▶ **What to work on**
Copy out the entries below precisely; nothing is to be omitted.
+ + + + +
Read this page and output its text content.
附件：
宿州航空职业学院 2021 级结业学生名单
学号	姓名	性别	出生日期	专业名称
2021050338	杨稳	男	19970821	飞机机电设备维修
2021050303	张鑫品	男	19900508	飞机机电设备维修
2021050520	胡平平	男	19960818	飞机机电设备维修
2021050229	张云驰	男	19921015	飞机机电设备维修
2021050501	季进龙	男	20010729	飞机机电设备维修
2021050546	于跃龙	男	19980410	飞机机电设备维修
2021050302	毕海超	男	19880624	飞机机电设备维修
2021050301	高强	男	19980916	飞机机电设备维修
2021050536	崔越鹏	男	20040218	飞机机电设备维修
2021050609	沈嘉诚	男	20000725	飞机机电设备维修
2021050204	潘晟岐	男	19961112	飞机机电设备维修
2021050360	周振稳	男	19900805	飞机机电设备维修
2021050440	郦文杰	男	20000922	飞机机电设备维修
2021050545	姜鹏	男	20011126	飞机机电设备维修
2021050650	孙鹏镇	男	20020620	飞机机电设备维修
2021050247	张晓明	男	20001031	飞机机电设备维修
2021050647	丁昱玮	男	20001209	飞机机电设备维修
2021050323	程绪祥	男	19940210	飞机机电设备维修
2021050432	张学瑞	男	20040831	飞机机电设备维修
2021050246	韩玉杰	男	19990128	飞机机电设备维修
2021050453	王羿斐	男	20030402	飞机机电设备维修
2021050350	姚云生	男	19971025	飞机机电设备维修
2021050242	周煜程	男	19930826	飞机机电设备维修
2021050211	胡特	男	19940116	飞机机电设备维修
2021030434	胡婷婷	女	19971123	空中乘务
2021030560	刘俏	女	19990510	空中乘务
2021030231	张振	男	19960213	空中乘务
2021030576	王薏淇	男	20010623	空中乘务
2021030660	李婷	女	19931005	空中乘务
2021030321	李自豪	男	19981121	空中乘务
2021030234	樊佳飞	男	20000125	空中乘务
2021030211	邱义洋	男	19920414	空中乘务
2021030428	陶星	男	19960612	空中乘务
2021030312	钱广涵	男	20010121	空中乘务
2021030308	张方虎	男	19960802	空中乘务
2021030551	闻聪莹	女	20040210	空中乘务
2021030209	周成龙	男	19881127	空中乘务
+ + + + +
▶ **Exercise result**
Read this page and output its text content.
附件：
宿州航空职业学院 2021 级结业学生名单
学号	姓名	性别	出生日期	专业名称
2021050338	杨稳	男	19970821	飞机机电设备维修
2021050303	张鑫品	男	19900508	飞机机电设备维修
2021050520	胡平平	男	19960818	飞机机电设备维修
2021050229	张云驰	男	19921015	飞机机电设备维修
2021050501	季进龙	男	20010729	飞机机电设备维修
2021050546	于跃龙	男	19980410	飞机机电设备维修
2021050302	毕海超	男	19880624	飞机机电设备维修
2021050301	高强	男	19980916	飞机机电设备维修
2021050536	崔越鹏	男	20040218	飞机机电设备维修
2021050609	沈嘉诚	男	20000725	飞机机电设备维修
2021050204	潘晟岐	男	19961112	飞机机电设备维修
2021050360	周振稳	男	19900805	飞机机电设备维修
2021050440	郦文杰	男	20000922	飞机机电设备维修
2021050545	姜鹏	男	20011126	飞机机电设备维修
2021050650	孙鹏镇	男	20020620	飞机机电设备维修
2021050247	张晓明	男	20001031	飞机机电设备维修
2021050647	丁昱玮	男	20001209	飞机机电设备维修
2021050323	程绪祥	男	19940210	飞机机电设备维修
2021050432	张学瑞	男	20040831	飞机机电设备维修
2021050246	韩玉杰	男	19990128	飞机机电设备维修
2021050453	王羿斐	男	20030402	飞机机电设备维修
2021050350	姚云生	男	19971025	飞机机电设备维修
2021050242	周煜程	男	19930826	飞机机电设备维修
2021050211	胡特	男	19940116	飞机机电设备维修
2021030434	胡婷婷	女	19971123	空中乘务
2021030560	刘俏	女	19990510	空中乘务
2021030231	张振	男	19960213	空中乘务
2021030576	王薏淇	男	20010623	空中乘务
2021030660	李婷	女	19931005	空中乘务
2021030321	李自豪	男	19981121	空中乘务
2021030234	樊佳飞	男	20000125	空中乘务
2021030211	邱义洋	男	19920414	空中乘务
2021030428	陶星	男	19960612	空中乘务
2021030312	钱广涵	男	20010121	空中乘务
2021030308	张方虎	男	19960802	空中乘务
2021030551	闻聪莹	女	20040210	空中乘务
2021030209	周成龙	男	19881127	空中乘务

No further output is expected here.